** Exercise text follows **
BMD measurement using DXA at any site is the single best predictor of fracture at that site.⁵ Traditionally, DXA measurements are obtained at the lumbar spine, femoral neck, total hip and distal radius. In individuals with SCI, measurements at the distal femur and proximal tibia are also recommended, as these are the most common areas of fracture. DXA can also be used to monitor disease progression and response to therapy. The International Society of Clinical Densitometry (ISCD) recommends monitoring response to treatment every 1-2 years at the same facility with the same densitometer, using the same acquisition and analysis protocols.⁶

T-score: compared to control subjects at peak BMD

• 1 to 2.5 standard deviation (SD) lower than control subjects indicates osteopenia
• Less than 2.5 SD lower than control subjects than indicates osteoporosis
• Less than 2.5 SD lower than control subjects, with the presence of one or more fragility fractures, indicates severe osteoporosis

Z-score: compared to patients matched for age and gender

• < 2.0 SD is below the expected range for age
• 2.0 SD is within the expected range for age

Of note, heterotopic ossification can falsely elevate the BMD. Plus, clinicians need to ensure that the DXA is being compared to other people of similar age.⁵

Plain x-rays are used regularly to visualize fractures, but are less helpful for detection of bone loss, as 30% of bone density must be lost before changes can be detected. They are also used to diagnose quiescent fractures, particularly in patients with decreased or absent sensation.
** End of Exercise text **
** Input data follows **
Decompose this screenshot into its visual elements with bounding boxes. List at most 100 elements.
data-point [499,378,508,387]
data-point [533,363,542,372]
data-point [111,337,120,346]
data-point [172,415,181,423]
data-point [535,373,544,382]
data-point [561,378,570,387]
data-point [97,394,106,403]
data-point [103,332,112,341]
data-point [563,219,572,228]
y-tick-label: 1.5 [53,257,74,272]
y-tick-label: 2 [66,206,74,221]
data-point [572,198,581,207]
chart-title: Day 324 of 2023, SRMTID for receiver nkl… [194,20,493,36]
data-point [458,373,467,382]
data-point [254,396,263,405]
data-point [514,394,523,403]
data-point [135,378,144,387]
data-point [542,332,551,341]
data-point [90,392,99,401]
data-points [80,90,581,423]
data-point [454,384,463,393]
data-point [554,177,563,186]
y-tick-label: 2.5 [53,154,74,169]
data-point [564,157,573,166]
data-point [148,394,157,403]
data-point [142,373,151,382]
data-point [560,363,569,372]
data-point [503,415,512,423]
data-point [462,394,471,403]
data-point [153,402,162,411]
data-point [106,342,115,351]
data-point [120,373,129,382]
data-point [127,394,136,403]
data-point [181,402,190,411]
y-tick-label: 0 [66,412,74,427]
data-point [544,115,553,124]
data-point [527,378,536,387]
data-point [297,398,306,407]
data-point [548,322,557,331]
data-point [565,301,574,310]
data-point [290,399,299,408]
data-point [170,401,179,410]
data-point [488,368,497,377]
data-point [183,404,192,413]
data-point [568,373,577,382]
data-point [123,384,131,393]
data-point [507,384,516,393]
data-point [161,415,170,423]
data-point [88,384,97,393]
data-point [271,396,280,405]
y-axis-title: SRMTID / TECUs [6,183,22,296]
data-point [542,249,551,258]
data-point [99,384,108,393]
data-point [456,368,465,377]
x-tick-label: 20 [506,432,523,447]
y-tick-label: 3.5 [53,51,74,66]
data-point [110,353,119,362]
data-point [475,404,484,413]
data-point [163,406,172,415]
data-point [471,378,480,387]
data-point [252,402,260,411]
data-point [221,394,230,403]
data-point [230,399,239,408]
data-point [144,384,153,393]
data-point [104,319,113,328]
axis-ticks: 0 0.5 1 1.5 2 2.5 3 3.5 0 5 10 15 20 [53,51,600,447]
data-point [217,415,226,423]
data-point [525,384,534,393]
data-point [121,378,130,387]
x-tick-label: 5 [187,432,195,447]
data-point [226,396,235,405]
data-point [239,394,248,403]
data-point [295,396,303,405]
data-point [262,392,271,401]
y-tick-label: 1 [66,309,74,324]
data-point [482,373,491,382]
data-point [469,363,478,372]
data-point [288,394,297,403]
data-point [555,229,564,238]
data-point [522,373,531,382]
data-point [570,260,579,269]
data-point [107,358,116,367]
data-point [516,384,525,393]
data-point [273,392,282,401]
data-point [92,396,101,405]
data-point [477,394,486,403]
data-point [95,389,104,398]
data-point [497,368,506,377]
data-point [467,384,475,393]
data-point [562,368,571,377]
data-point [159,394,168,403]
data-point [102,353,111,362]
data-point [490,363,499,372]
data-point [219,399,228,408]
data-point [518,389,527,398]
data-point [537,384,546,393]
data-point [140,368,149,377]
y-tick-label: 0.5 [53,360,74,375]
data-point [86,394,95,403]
** End of Input data **
■ Problem statement ■
Carry on the passage about measuring bone density, starting right after its last sentence.

■ Exercise output ■
Quantitative ultrasound densitometry (QUS) can be used if DXA scan is not available. Assessment at the heel produces a T-score that can be predictive of fracture risk. However, this technique does not measure BMD directly and results are not equivalent to DXA results, so comparison between the two tests is difficult.¹⁸

Supplemental assessment tools

Combining clinical risk factors with DXA score is thought to provide a better estimate of fracture risk than each assessment alone.¹

The Fracture Risk Assessment Tool (FRAX) can predict the 10-year probability of developing an osteoporotic fracture. Its use is limited to individuals 50 or older with low BMD who have not received any osteoporosis treatment.¹⁸

Quantitative computed tomography (QCT) can be used to assess bone architecture but is mostly a research tool and is not routinely available in the clinical setting.¹⁸

A comprehensive nutrition evaluation, including a food diary for at least a few days, provides crucial information about eating habits, which can affect osteoporosis risk significantly.

Early predictions of outcomes

Risk factors for fractures should be minimized. Methods include prevention and treatment of osteoporosis, detailed assessment of fall risk and mitigating risk of fall whenever possible.

Environmental

Home evaluation and modification are extremely important for fall prevention. Patients and families are asked to complete a self-assessment form or a formal evaluation is performed by a member of the therapy team. The home evaluation can occur in-person or virtually.

Patients and caregivers can advocate for a safer and more accessible community which can also reduce fall risk.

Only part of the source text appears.